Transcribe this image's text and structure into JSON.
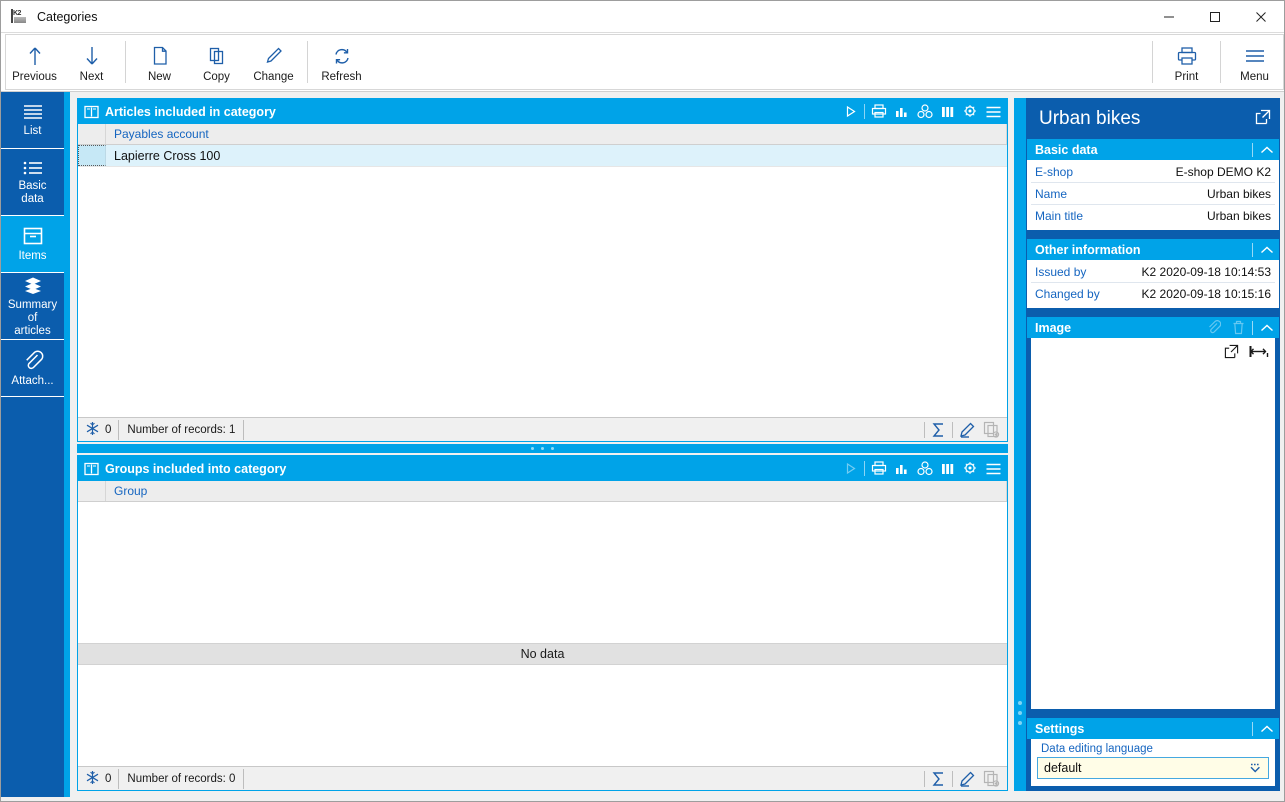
{
  "window": {
    "title": "Categories",
    "app_icon": "k2-logo-icon",
    "minimize_label": "Minimize",
    "maximize_label": "Maximize",
    "close_label": "Close"
  },
  "toolbar": {
    "buttons": [
      {
        "label": "Previous",
        "icon": "arrow-up-icon"
      },
      {
        "label": "Next",
        "icon": "arrow-down-icon"
      },
      {
        "label": "New",
        "icon": "new-document-icon"
      },
      {
        "label": "Copy",
        "icon": "copy-icon"
      },
      {
        "label": "Change",
        "icon": "pencil-icon"
      },
      {
        "label": "Refresh",
        "icon": "refresh-icon"
      }
    ],
    "right_buttons": [
      {
        "label": "Print",
        "icon": "printer-icon"
      },
      {
        "label": "Menu",
        "icon": "hamburger-icon"
      }
    ]
  },
  "sidebar": {
    "items": [
      {
        "label": "List",
        "icon": "list-lines-icon",
        "active": false
      },
      {
        "label": "Basic\ndata",
        "icon": "bulleted-list-icon",
        "active": false
      },
      {
        "label": "Items",
        "icon": "box-icon",
        "active": true
      },
      {
        "label": "Summary of articles",
        "icon": "stack-layers-icon",
        "active": false
      },
      {
        "label": "Attach...",
        "icon": "paperclip-icon",
        "active": false
      }
    ]
  },
  "panels": [
    {
      "title": "Articles included in category",
      "title_icon": "book-icon",
      "tools": [
        "run-icon",
        "print-icon",
        "chart-icon",
        "pivot-icon",
        "columns-icon",
        "settings-icon",
        "menu-icon"
      ],
      "run_enabled": true,
      "columns": [
        "Payables account"
      ],
      "rows": [
        {
          "cells": [
            "Lapierre Cross 100"
          ],
          "selected": true
        }
      ],
      "empty_text": "",
      "footer": {
        "filter_icon": "snowflake-icon",
        "filter_count": "0",
        "record_count_label": "Number of records: 1",
        "tools": [
          "sum-icon",
          "edit-icon",
          "copy-row-icon"
        ]
      }
    },
    {
      "title": "Groups included into category",
      "title_icon": "book-icon",
      "tools": [
        "run-icon",
        "print-icon",
        "chart-icon",
        "pivot-icon",
        "columns-icon",
        "settings-icon",
        "menu-icon"
      ],
      "run_enabled": false,
      "columns": [
        "Group"
      ],
      "rows": [],
      "empty_text": "No data",
      "footer": {
        "filter_icon": "snowflake-icon",
        "filter_count": "0",
        "record_count_label": "Number of records: 0",
        "tools": [
          "sum-icon",
          "edit-icon",
          "copy-row-icon"
        ]
      }
    }
  ],
  "detail": {
    "heading": "Urban bikes",
    "popout_icon": "external-link-icon",
    "sections": [
      {
        "title": "Basic data",
        "collapse_icon": "chevron-up-icon",
        "fields": [
          {
            "key": "E-shop",
            "value": "E-shop DEMO K2"
          },
          {
            "key": "Name",
            "value": "Urban bikes"
          },
          {
            "key": "Main title",
            "value": "Urban bikes"
          }
        ]
      },
      {
        "title": "Other information",
        "collapse_icon": "chevron-up-icon",
        "fields": [
          {
            "key": "Issued by",
            "value": "K2 2020-09-18 10:14:53"
          },
          {
            "key": "Changed by",
            "value": "K2 2020-09-18 10:15:16"
          }
        ]
      }
    ],
    "image_section": {
      "title": "Image",
      "attach_icon": "paperclip-icon",
      "delete_icon": "trash-icon",
      "collapse_icon": "chevron-up-icon",
      "body_tools": [
        "external-link-icon",
        "fit-width-icon"
      ]
    },
    "settings_section": {
      "title": "Settings",
      "collapse_icon": "chevron-up-icon",
      "field_label": "Data editing language",
      "field_value": "default",
      "dropdown_icon": "chevron-down-icon"
    }
  },
  "colors": {
    "accent_cyan": "#00a3e8",
    "accent_blue": "#0b5dad",
    "icon_blue": "#1f5fa9",
    "link_blue": "#1565c0",
    "row_selected": "#ddf2fb",
    "field_bg": "#fffde7"
  }
}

○ ○ ○ ○ ○

- Short problem: Without the pictures, transcribe the listing above exactly.

- Exercise answer:
Transcribe this image's text and structure into JSON.
{
  "window": {
    "title": "Categories",
    "app_icon": "k2-logo-icon",
    "minimize_label": "Minimize",
    "maximize_label": "Maximize",
    "close_label": "Close"
  },
  "toolbar": {
    "buttons": [
      {
        "label": "Previous",
        "icon": "arrow-up-icon"
      },
      {
        "label": "Next",
        "icon": "arrow-down-icon"
      },
      {
        "label": "New",
        "icon": "new-document-icon"
      },
      {
        "label": "Copy",
        "icon": "copy-icon"
      },
      {
        "label": "Change",
        "icon": "pencil-icon"
      },
      {
        "label": "Refresh",
        "icon": "refresh-icon"
      }
    ],
    "right_buttons": [
      {
        "label": "Print",
        "icon": "printer-icon"
      },
      {
        "label": "Menu",
        "icon": "hamburger-icon"
      }
    ]
  },
  "sidebar": {
    "items": [
      {
        "label": "List",
        "icon": "list-lines-icon",
        "active": false
      },
      {
        "label": "Basic\ndata",
        "icon": "bulleted-list-icon",
        "active": false
      },
      {
        "label": "Items",
        "icon": "box-icon",
        "active": true
      },
      {
        "label": "Summary of articles",
        "icon": "stack-layers-icon",
        "active": false
      },
      {
        "label": "Attach...",
        "icon": "paperclip-icon",
        "active": false
      }
    ]
  },
  "panels": [
    {
      "title": "Articles included in category",
      "title_icon": "book-icon",
      "tools": [
        "run-icon",
        "print-icon",
        "chart-icon",
        "pivot-icon",
        "columns-icon",
        "settings-icon",
        "menu-icon"
      ],
      "run_enabled": true,
      "columns": [
        "Payables account"
      ],
      "rows": [
        {
          "cells": [
            "Lapierre Cross 100"
          ],
          "selected": true
        }
      ],
      "empty_text": "",
      "footer": {
        "filter_icon": "snowflake-icon",
        "filter_count": "0",
        "record_count_label": "Number of records: 1",
        "tools": [
          "sum-icon",
          "edit-icon",
          "copy-row-icon"
        ]
      }
    },
    {
      "title": "Groups included into category",
      "title_icon": "book-icon",
      "tools": [
        "run-icon",
        "print-icon",
        "chart-icon",
        "pivot-icon",
        "columns-icon",
        "settings-icon",
        "menu-icon"
      ],
      "run_enabled": false,
      "columns": [
        "Group"
      ],
      "rows": [],
      "empty_text": "No data",
      "footer": {
        "filter_icon": "snowflake-icon",
        "filter_count": "0",
        "record_count_label": "Number of records: 0",
        "tools": [
          "sum-icon",
          "edit-icon",
          "copy-row-icon"
        ]
      }
    }
  ],
  "detail": {
    "heading": "Urban bikes",
    "popout_icon": "external-link-icon",
    "sections": [
      {
        "title": "Basic data",
        "collapse_icon": "chevron-up-icon",
        "fields": [
          {
            "key": "E-shop",
            "value": "E-shop DEMO K2"
          },
          {
            "key": "Name",
            "value": "Urban bikes"
          },
          {
            "key": "Main title",
            "value": "Urban bikes"
          }
        ]
      },
      {
        "title": "Other information",
        "collapse_icon": "chevron-up-icon",
        "fields": [
          {
            "key": "Issued by",
            "value": "K2 2020-09-18 10:14:53"
          },
          {
            "key": "Changed by",
            "value": "K2 2020-09-18 10:15:16"
          }
        ]
      }
    ],
    "image_section": {
      "title": "Image",
      "attach_icon": "paperclip-icon",
      "delete_icon": "trash-icon",
      "collapse_icon": "chevron-up-icon",
      "body_tools": [
        "external-link-icon",
        "fit-width-icon"
      ]
    },
    "settings_section": {
      "title": "Settings",
      "collapse_icon": "chevron-up-icon",
      "field_label": "Data editing language",
      "field_value": "default",
      "dropdown_icon": "chevron-down-icon"
    }
  },
  "colors": {
    "accent_cyan": "#00a3e8",
    "accent_blue": "#0b5dad",
    "icon_blue": "#1f5fa9",
    "link_blue": "#1565c0",
    "row_selected": "#ddf2fb",
    "field_bg": "#fffde7"
  }
}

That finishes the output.